> _Short exercise_
Return all lines where the word "dans" can be found.
^^^^^^^^^^^^^^^^
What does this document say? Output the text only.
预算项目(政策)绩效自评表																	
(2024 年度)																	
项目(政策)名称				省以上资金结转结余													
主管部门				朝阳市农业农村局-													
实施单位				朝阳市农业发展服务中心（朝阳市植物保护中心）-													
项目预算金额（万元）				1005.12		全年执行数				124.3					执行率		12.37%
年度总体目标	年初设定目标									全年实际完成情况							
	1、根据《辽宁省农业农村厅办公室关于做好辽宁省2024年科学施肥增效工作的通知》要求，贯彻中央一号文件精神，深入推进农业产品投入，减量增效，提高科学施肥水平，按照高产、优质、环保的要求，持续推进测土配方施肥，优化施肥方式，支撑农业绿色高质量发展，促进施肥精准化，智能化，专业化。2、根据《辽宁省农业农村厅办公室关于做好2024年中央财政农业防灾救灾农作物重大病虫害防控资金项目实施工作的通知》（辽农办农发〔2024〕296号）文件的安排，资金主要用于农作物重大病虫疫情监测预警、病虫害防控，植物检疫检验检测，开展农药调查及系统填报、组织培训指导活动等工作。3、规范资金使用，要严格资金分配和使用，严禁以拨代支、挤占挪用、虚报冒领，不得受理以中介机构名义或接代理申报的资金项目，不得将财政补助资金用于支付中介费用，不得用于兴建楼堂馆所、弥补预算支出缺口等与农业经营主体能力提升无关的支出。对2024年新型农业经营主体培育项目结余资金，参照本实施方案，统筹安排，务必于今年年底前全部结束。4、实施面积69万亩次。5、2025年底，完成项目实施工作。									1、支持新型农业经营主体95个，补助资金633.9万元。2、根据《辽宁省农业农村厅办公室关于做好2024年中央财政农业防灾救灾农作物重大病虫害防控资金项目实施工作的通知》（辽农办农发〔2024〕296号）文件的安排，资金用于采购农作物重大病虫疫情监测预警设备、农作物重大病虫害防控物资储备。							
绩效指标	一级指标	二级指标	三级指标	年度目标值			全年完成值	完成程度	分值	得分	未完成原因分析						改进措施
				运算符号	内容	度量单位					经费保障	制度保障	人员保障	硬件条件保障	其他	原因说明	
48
^^^^^^^^^^^^^^^^
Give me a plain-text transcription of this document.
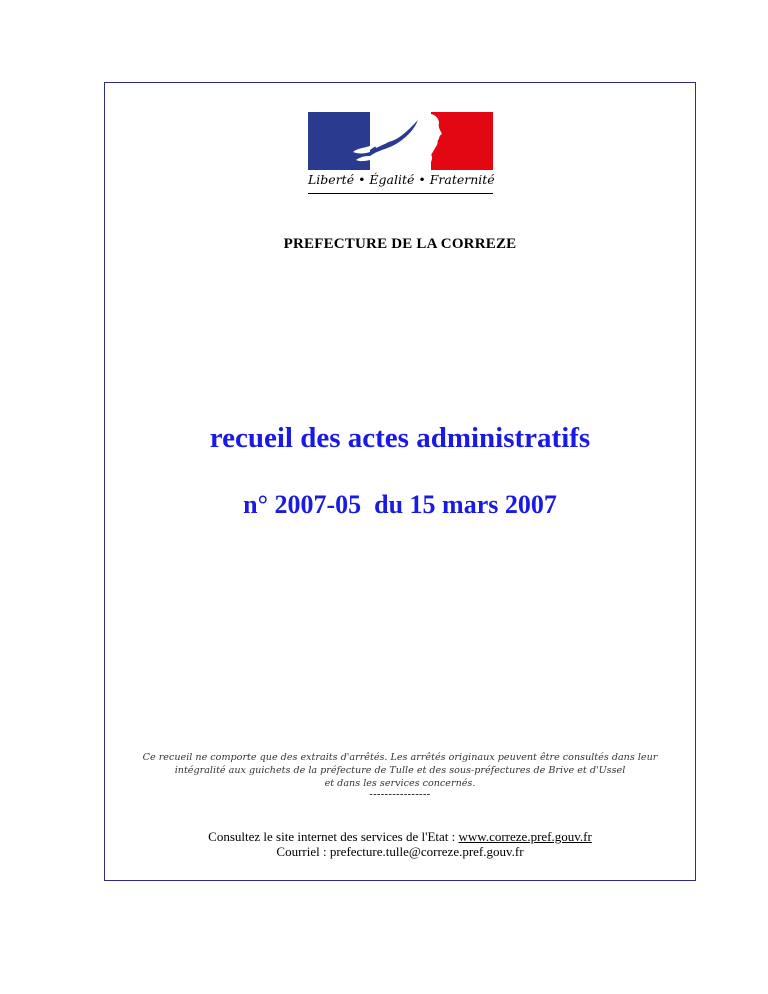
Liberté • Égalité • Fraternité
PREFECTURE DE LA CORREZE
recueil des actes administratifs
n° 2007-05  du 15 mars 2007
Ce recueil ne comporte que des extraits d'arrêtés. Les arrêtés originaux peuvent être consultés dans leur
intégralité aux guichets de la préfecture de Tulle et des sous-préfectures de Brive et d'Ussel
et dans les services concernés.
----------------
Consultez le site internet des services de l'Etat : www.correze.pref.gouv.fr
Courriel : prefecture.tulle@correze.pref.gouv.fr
^^^^^^^^^^^^^^^^
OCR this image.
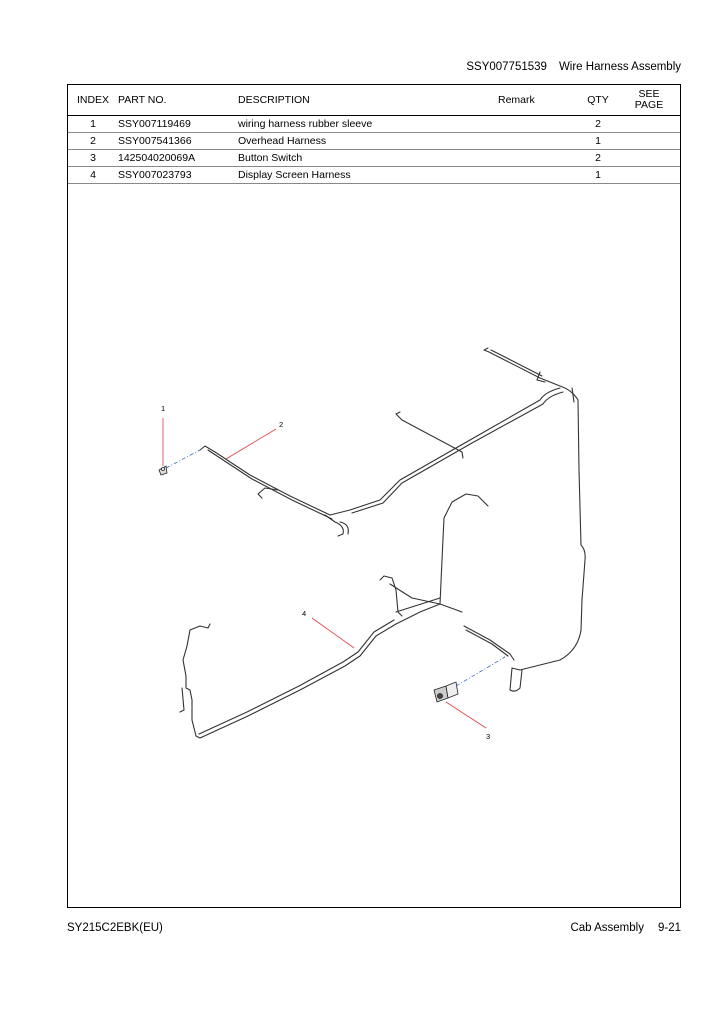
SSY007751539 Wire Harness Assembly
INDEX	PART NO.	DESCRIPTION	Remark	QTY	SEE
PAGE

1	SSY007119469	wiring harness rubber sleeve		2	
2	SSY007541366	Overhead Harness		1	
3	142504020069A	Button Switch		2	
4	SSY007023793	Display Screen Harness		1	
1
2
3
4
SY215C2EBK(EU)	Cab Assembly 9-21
^^^^^^^^^^^^^^^^
> _Result of the exercise_
Ce recueil ne comporte que des extraits d'arrêtés. Les arrêtés originaux peuvent être consultés dans leur
et dans les services concernés.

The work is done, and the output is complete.